Reproduce the listing verbatim.

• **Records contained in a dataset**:
# # #
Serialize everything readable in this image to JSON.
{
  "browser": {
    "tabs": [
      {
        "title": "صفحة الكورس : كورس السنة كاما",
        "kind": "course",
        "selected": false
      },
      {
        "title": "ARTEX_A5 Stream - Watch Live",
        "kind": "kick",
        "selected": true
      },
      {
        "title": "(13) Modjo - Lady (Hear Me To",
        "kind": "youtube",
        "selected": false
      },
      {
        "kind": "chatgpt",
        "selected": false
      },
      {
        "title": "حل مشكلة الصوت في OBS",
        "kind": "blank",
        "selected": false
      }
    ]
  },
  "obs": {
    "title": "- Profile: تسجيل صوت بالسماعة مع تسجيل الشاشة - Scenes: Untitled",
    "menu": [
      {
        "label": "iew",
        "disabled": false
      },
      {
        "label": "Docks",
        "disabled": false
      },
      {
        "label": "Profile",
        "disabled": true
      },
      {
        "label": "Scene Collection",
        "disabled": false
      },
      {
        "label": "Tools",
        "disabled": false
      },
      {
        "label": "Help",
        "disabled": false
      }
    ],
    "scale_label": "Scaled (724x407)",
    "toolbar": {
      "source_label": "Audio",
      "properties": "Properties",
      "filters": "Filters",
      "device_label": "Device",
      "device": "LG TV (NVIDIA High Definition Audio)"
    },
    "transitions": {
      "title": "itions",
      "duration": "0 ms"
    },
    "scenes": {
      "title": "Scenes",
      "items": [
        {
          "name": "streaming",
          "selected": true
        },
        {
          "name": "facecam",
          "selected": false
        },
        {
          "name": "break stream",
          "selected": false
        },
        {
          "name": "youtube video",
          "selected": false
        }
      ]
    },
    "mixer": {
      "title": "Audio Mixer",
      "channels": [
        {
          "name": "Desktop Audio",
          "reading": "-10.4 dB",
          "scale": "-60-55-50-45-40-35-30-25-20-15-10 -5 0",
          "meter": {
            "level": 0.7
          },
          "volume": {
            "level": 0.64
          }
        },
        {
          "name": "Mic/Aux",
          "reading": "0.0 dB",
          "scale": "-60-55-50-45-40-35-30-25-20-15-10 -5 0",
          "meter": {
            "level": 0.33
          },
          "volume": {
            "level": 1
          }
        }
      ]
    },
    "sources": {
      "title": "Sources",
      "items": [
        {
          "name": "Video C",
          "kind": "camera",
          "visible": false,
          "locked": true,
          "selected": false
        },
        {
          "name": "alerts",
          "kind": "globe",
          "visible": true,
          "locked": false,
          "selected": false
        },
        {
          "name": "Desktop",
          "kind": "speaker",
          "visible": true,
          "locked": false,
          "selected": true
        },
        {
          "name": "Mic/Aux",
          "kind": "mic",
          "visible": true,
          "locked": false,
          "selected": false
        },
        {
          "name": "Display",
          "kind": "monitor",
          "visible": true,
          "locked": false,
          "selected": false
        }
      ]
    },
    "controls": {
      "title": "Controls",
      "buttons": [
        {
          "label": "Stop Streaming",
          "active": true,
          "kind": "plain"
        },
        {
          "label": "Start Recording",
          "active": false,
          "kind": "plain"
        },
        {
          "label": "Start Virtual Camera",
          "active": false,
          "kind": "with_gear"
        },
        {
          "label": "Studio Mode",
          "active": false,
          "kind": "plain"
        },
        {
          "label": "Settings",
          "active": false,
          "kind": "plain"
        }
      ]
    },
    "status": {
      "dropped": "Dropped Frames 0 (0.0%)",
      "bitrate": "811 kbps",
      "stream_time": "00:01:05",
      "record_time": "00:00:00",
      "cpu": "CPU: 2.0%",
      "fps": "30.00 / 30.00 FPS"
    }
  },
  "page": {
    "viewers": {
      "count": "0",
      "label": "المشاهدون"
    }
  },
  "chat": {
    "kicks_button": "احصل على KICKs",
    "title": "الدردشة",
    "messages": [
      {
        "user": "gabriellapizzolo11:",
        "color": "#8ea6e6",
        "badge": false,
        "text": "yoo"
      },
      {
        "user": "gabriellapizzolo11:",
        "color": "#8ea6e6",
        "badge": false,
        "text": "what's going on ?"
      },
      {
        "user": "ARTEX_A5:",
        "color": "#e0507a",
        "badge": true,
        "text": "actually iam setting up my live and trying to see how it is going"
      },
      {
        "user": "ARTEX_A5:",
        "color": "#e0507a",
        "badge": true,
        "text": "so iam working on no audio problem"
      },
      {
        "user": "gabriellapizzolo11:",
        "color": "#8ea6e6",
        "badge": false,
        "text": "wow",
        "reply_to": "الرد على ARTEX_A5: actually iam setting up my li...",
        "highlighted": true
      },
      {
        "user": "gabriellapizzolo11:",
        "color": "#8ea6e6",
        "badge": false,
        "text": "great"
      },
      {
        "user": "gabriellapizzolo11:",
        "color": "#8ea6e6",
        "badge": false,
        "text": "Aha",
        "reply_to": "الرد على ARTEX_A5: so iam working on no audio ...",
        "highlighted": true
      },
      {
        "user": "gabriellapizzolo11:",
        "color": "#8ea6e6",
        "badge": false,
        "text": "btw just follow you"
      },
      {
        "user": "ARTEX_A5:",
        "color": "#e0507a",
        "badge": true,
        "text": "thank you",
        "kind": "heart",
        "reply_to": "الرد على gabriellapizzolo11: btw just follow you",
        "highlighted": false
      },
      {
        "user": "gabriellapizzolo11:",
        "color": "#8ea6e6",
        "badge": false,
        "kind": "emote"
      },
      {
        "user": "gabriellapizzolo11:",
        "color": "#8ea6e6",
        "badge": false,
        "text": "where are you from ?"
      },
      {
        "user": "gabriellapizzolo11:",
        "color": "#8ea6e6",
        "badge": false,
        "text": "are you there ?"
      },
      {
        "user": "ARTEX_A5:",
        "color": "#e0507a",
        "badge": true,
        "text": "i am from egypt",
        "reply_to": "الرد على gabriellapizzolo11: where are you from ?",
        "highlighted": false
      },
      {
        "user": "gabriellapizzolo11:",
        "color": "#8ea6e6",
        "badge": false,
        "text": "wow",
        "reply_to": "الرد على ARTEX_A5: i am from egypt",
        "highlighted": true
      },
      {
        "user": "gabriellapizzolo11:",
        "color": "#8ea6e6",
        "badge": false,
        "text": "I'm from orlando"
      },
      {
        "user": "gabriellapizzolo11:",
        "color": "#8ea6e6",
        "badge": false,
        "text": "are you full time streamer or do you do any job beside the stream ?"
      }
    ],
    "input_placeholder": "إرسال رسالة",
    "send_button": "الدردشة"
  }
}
# # #
• **SOLUTION TO THE PROBLEM**:
Serialize everything readable in this image to JSON.
{
  "browser": {
    "tabs": [
      {
        "title": "صفحة الكورس : كورس السنة كاما",
        "kind": "course",
        "selected": false
      },
      {
        "title": "ARTEX_A5 Stream - Watch Live",
        "kind": "kick",
        "selected": true
      },
      {
        "title": "(13) Modjo - Lady (Hear Me To",
        "kind": "youtube",
        "selected": false
      },
      {
        "kind": "chatgpt",
        "selected": false
      },
      {
        "title": "حل مشكلة الصوت في OBS",
        "kind": "blank",
        "selected": false
      }
    ]
  },
  "obs": {
    "title": "- Profile: تسجيل صوت بالسماعة مع تسجيل الشاشة - Scenes: Untitled",
    "menu": [
      {
        "label": "iew",
        "disabled": false
      },
      {
        "label": "Docks",
        "disabled": false
      },
      {
        "label": "Profile",
        "disabled": true
      },
      {
        "label": "Scene Collection",
        "disabled": false
      },
      {
        "label": "Tools",
        "disabled": false
      },
      {
        "label": "Help",
        "disabled": false
      }
    ],
    "scale_label": "Scaled (724x407)",
    "toolbar": {
      "source_label": "Audio",
      "properties": "Properties",
      "filters": "Filters",
      "device_label": "Device",
      "device": "LG TV (NVIDIA High Definition Audio)"
    },
    "transitions": {
      "title": "itions",
      "duration": "0 ms"
    },
    "scenes": {
      "title": "Scenes",
      "items": [
        {
          "name": "streaming",
          "selected": true
        },
        {
          "name": "facecam",
          "selected": false
        },
        {
          "name": "break stream",
          "selected": false
        },
        {
          "name": "youtube video",
          "selected": false
        }
      ]
    },
    "mixer": {
      "title": "Audio Mixer",
      "channels": [
        {
          "name": "Desktop Audio",
          "reading": "-10.4 dB",
          "scale": "-60-55-50-45-40-35-30-25-20-15-10 -5 0",
          "meter": {
            "level": 0.7
          },
          "volume": {
            "level": 0.64
          }
        },
        {
          "name": "Mic/Aux",
          "reading": "0.0 dB",
          "scale": "-60-55-50-45-40-35-30-25-20-15-10 -5 0",
          "meter": {
            "level": 0.33
          },
          "volume": {
            "level": 1
          }
        }
      ]
    },
    "sources": {
      "title": "Sources",
      "items": [
        {
          "name": "Video C",
          "kind": "camera",
          "visible": false,
          "locked": true,
          "selected": false
        },
        {
          "name": "alerts",
          "kind": "globe",
          "visible": true,
          "locked": false,
          "selected": false
        },
        {
          "name": "Desktop",
          "kind": "speaker",
          "visible": true,
          "locked": false,
          "selected": true
        },
        {
          "name": "Mic/Aux",
          "kind": "mic",
          "visible": true,
          "locked": false,
          "selected": false
        },
        {
          "name": "Display",
          "kind": "monitor",
          "visible": true,
          "locked": false,
          "selected": false
        }
      ]
    },
    "controls": {
      "title": "Controls",
      "buttons": [
        {
          "label": "Stop Streaming",
          "active": true,
          "kind": "plain"
        },
        {
          "label": "Start Recording",
          "active": false,
          "kind": "plain"
        },
        {
          "label": "Start Virtual Camera",
          "active": false,
          "kind": "with_gear"
        },
        {
          "label": "Studio Mode",
          "active": false,
          "kind": "plain"
        },
        {
          "label": "Settings",
          "active": false,
          "kind": "plain"
        }
      ]
    },
    "status": {
      "dropped": "Dropped Frames 0 (0.0%)",
      "bitrate": "811 kbps",
      "stream_time": "00:01:05",
      "record_time": "00:00:00",
      "cpu": "CPU: 2.0%",
      "fps": "30.00 / 30.00 FPS"
    }
  },
  "page": {
    "viewers": {
      "count": "0",
      "label": "المشاهدون"
    }
  },
  "chat": {
    "kicks_button": "احصل على KICKs",
    "title": "الدردشة",
    "messages": [
      {
        "user": "gabriellapizzolo11:",
        "color": "#8ea6e6",
        "badge": false,
        "text": "yoo"
      },
      {
        "user": "gabriellapizzolo11:",
        "color": "#8ea6e6",
        "badge": false,
        "text": "what's going on ?"
      },
      {
        "user": "ARTEX_A5:",
        "color": "#e0507a",
        "badge": true,
        "text": "actually iam setting up my live and trying to see how it is going"
      },
      {
        "user": "ARTEX_A5:",
        "color": "#e0507a",
        "badge": true,
        "text": "so iam working on no audio problem"
      },
      {
        "user": "gabriellapizzolo11:",
        "color": "#8ea6e6",
        "badge": false,
        "text": "wow",
        "reply_to": "الرد على ARTEX_A5: actually iam setting up my li...",
        "highlighted": true
      },
      {
        "user": "gabriellapizzolo11:",
        "color": "#8ea6e6",
        "badge": false,
        "text": "great"
      },
      {
        "user": "gabriellapizzolo11:",
        "color": "#8ea6e6",
        "badge": false,
        "text": "Aha",
        "reply_to": "الرد على ARTEX_A5: so iam working on no audio ...",
        "highlighted": true
      },
      {
        "user": "gabriellapizzolo11:",
        "color": "#8ea6e6",
        "badge": false,
        "text": "btw just follow you"
      },
      {
        "user": "ARTEX_A5:",
        "color": "#e0507a",
        "badge": true,
        "text": "thank you",
        "kind": "heart",
        "reply_to": "الرد على gabriellapizzolo11: btw just follow you",
        "highlighted": false
      },
      {
        "user": "gabriellapizzolo11:",
        "color": "#8ea6e6",
        "badge": false,
        "kind": "emote"
      },
      {
        "user": "gabriellapizzolo11:",
        "color": "#8ea6e6",
        "badge": false,
        "text": "where are you from ?"
      },
      {
        "user": "gabriellapizzolo11:",
        "color": "#8ea6e6",
        "badge": false,
        "text": "are you there ?"
      },
      {
        "user": "ARTEX_A5:",
        "color": "#e0507a",
        "badge": true,
        "text": "i am from egypt",
        "reply_to": "الرد على gabriellapizzolo11: where are you from ?",
        "highlighted": false
      },
      {
        "user": "gabriellapizzolo11:",
        "color": "#8ea6e6",
        "badge": false,
        "text": "wow",
        "reply_to": "الرد على ARTEX_A5: i am from egypt",
        "highlighted": true
      },
      {
        "user": "gabriellapizzolo11:",
        "color": "#8ea6e6",
        "badge": false,
        "text": "I'm from orlando"
      },
      {
        "user": "gabriellapizzolo11:",
        "color": "#8ea6e6",
        "badge": false,
        "text": "are you full time streamer or do you do any job beside the stream ?"
      }
    ],
    "input_placeholder": "إرسال رسالة",
    "send_button": "الدردشة"
  }
}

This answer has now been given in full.